▸ SET EXERCISE
"this" appears in how many lines of the entries? State only the number.
⁂
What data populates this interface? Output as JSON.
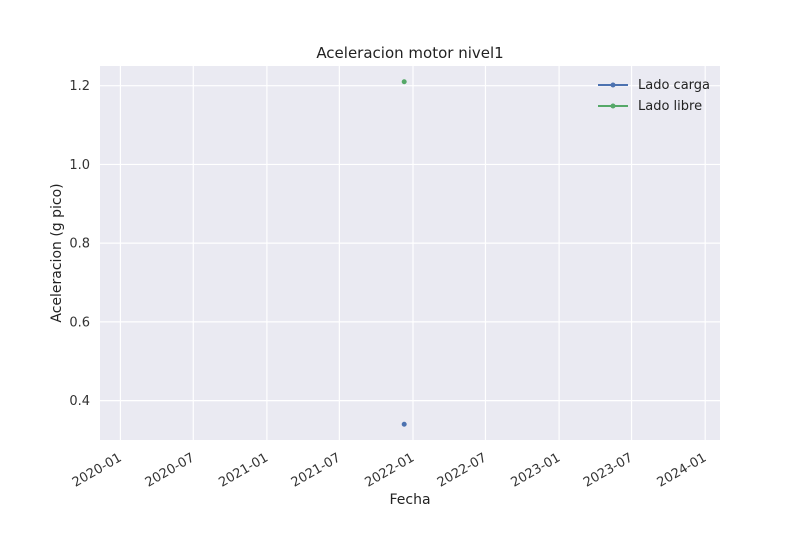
{
  "chart_data": {
    "type": "scatter",
    "title": "Aceleracion motor nivel1",
    "xlabel": "Fecha",
    "ylabel": "Aceleracion (g pico)",
    "x_ticks": [
      "2020-01",
      "2020-07",
      "2021-01",
      "2021-07",
      "2022-01",
      "2022-07",
      "2023-01",
      "2023-07",
      "2024-01"
    ],
    "y_ticks": [
      "0.4",
      "0.6",
      "0.8",
      "1.0",
      "1.2"
    ],
    "xlim": [
      "2019-11-11",
      "2024-02-07"
    ],
    "ylim": [
      0.3,
      1.25
    ],
    "grid": true,
    "legend": "top-right",
    "series": [
      {
        "name": "Lado carga",
        "color": "#4c72b0",
        "points": [
          {
            "x": "2021-12-10",
            "y": 0.34
          }
        ]
      },
      {
        "name": "Lado libre",
        "color": "#55a868",
        "points": [
          {
            "x": "2021-12-10",
            "y": 1.21
          }
        ]
      }
    ]
  }
}
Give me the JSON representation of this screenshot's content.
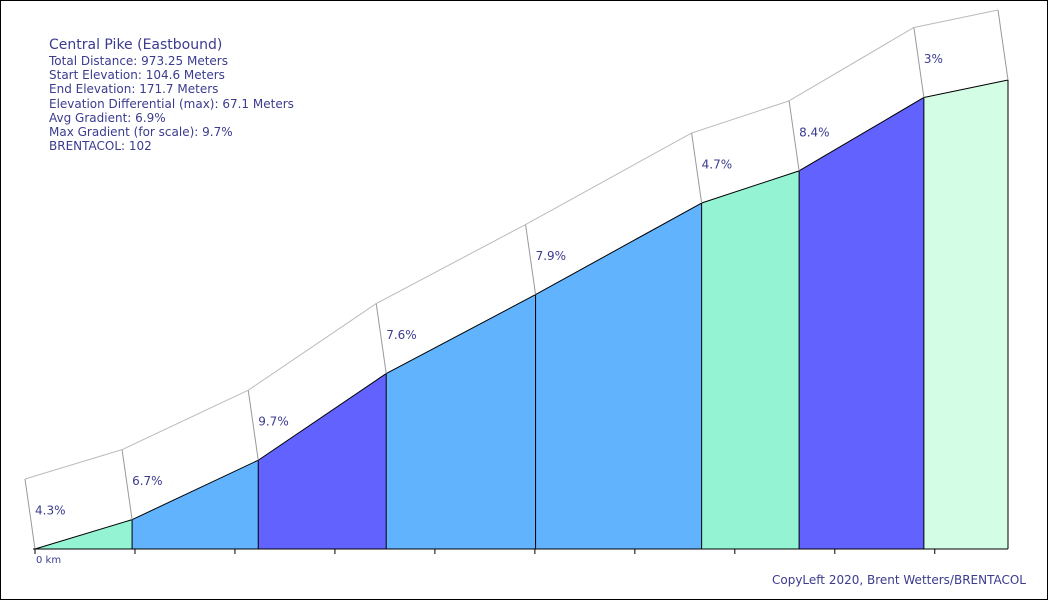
{
  "info": {
    "title": "Central Pike (Eastbound)",
    "total_distance": "Total Distance: 973.25 Meters",
    "start_elevation": "Start Elevation: 104.6 Meters",
    "end_elevation": "End Elevation: 171.7 Meters",
    "elevation_differential": "Elevation Differential (max): 67.1 Meters",
    "avg_gradient": "Avg Gradient: 6.9%",
    "max_gradient": "Max Gradient (for scale): 9.7%",
    "brentacol": "BRENTACOL: 102"
  },
  "footer": {
    "copyleft": "CopyLeft 2020, Brent Wetters/BRENTACOL"
  },
  "chart_data": {
    "type": "area",
    "x_tick_label": "0 km",
    "x_range": [
      0,
      973.25
    ],
    "y_range": [
      104.6,
      171.7
    ],
    "segments": [
      {
        "start_m": 0,
        "end_m": 97.1,
        "start_elev": 104.6,
        "end_elev": 108.8,
        "gradient_label": "4.3%",
        "color": "#93f3d3"
      },
      {
        "start_m": 97.1,
        "end_m": 223.3,
        "start_elev": 108.8,
        "end_elev": 117.3,
        "gradient_label": "6.7%",
        "color": "#61b3fe"
      },
      {
        "start_m": 223.3,
        "end_m": 351.3,
        "start_elev": 117.3,
        "end_elev": 129.7,
        "gradient_label": "9.7%",
        "color": "#6262fe"
      },
      {
        "start_m": 351.3,
        "end_m": 500.7,
        "start_elev": 129.7,
        "end_elev": 141.0,
        "gradient_label": "7.6%",
        "color": "#61b3fe"
      },
      {
        "start_m": 500.7,
        "end_m": 666.8,
        "start_elev": 141.0,
        "end_elev": 154.1,
        "gradient_label": "7.9%",
        "color": "#61b3fe"
      },
      {
        "start_m": 666.8,
        "end_m": 764.3,
        "start_elev": 154.1,
        "end_elev": 158.7,
        "gradient_label": "4.7%",
        "color": "#93f3d3"
      },
      {
        "start_m": 764.3,
        "end_m": 889.1,
        "start_elev": 158.7,
        "end_elev": 169.2,
        "gradient_label": "8.4%",
        "color": "#6262fe"
      },
      {
        "start_m": 889.1,
        "end_m": 973.25,
        "start_elev": 169.2,
        "end_elev": 171.7,
        "gradient_label": "3%",
        "color": "#d3fde5"
      }
    ]
  }
}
⁂
▸ TASK SOLUTION
2